[WHAT THE TASK ASKS]
What follows is a listing. Return every line of it exactly.

Dataset entries:
+---+

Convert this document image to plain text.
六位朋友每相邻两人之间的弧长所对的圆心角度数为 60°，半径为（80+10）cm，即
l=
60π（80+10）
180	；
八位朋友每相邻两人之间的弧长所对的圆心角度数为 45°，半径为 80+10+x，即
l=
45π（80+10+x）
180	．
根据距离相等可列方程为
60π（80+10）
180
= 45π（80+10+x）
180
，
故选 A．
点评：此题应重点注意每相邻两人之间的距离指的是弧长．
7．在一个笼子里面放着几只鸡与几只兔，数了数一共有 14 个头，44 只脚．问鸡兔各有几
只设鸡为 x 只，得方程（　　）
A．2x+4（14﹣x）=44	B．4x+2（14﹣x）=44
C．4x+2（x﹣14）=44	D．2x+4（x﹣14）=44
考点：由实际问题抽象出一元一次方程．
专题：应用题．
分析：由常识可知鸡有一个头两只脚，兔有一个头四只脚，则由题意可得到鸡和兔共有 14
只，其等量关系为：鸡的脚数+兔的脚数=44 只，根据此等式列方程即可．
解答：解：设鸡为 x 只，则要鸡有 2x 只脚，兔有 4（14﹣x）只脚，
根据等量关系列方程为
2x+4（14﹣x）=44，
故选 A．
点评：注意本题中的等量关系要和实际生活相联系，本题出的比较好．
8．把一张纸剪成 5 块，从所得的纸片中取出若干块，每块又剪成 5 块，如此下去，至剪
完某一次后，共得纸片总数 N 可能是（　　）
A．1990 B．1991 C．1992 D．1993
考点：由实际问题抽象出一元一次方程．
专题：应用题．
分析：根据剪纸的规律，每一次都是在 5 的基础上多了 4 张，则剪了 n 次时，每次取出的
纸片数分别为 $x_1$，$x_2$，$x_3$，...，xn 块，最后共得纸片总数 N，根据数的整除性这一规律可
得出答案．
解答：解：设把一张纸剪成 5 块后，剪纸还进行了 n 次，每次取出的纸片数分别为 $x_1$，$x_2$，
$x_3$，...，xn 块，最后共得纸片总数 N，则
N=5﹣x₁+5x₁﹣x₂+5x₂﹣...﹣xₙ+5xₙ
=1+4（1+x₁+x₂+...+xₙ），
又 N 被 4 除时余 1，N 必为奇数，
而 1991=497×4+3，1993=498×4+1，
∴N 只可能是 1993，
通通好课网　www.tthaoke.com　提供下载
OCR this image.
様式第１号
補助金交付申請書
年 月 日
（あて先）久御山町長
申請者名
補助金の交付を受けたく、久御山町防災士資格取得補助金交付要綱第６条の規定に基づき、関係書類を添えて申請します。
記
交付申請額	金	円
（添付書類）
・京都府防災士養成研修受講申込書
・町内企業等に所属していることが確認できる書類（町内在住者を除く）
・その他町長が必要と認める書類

+---+

[ANSWER TO THIS TASK]
Convert this document image to plain text.
六位朋友每相邻两人之间的弧长所对的圆心角度数为 60°，半径为（80+10）cm，即
l=
60π（80+10）
180	；
八位朋友每相邻两人之间的弧长所对的圆心角度数为 45°，半径为 80+10+x，即
l=
45π（80+10+x）
180	．
根据距离相等可列方程为
60π（80+10）
180
= 45π（80+10+x）
180
，
故选 A．
点评：此题应重点注意每相邻两人之间的距离指的是弧长．
7．在一个笼子里面放着几只鸡与几只兔，数了数一共有 14 个头，44 只脚．问鸡兔各有几
只设鸡为 x 只，得方程（　　）
A．2x+4（14﹣x）=44	B．4x+2（14﹣x）=44
C．4x+2（x﹣14）=44	D．2x+4（x﹣14）=44
考点：由实际问题抽象出一元一次方程．
专题：应用题．
分析：由常识可知鸡有一个头两只脚，兔有一个头四只脚，则由题意可得到鸡和兔共有 14
只，其等量关系为：鸡的脚数+兔的脚数=44 只，根据此等式列方程即可．
解答：解：设鸡为 x 只，则要鸡有 2x 只脚，兔有 4（14﹣x）只脚，
根据等量关系列方程为
2x+4（14﹣x）=44，
故选 A．
点评：注意本题中的等量关系要和实际生活相联系，本题出的比较好．
8．把一张纸剪成 5 块，从所得的纸片中取出若干块，每块又剪成 5 块，如此下去，至剪
完某一次后，共得纸片总数 N 可能是（　　）
A．1990 B．1991 C．1992 D．1993
考点：由实际问题抽象出一元一次方程．
专题：应用题．
分析：根据剪纸的规律，每一次都是在 5 的基础上多了 4 张，则剪了 n 次时，每次取出的
纸片数分别为 $x_1$，$x_2$，$x_3$，...，xn 块，最后共得纸片总数 N，根据数的整除性这一规律可
得出答案．
解答：解：设把一张纸剪成 5 块后，剪纸还进行了 n 次，每次取出的纸片数分别为 $x_1$，$x_2$，
$x_3$，...，xn 块，最后共得纸片总数 N，则
N=5﹣x₁+5x₁﹣x₂+5x₂﹣...﹣xₙ+5xₙ
=1+4（1+x₁+x₂+...+xₙ），
又 N 被 4 除时余 1，N 必为奇数，
而 1991=497×4+3，1993=498×4+1，
∴N 只可能是 1993，
通通好课网　www.tthaoke.com　提供下载
OCR this image.
様式第１号
補助金交付申請書
年 月 日
（あて先）久御山町長
申請者名
補助金の交付を受けたく、久御山町防災士資格取得補助金交付要綱第６条の規定に基づき、関係書類を添えて申請します。
記
交付申請額	金	円
（添付書類）
・京都府防災士養成研修受講申込書
・町内企業等に所属していることが確認できる書類（町内在住者を除く）
・その他町長が必要と認める書類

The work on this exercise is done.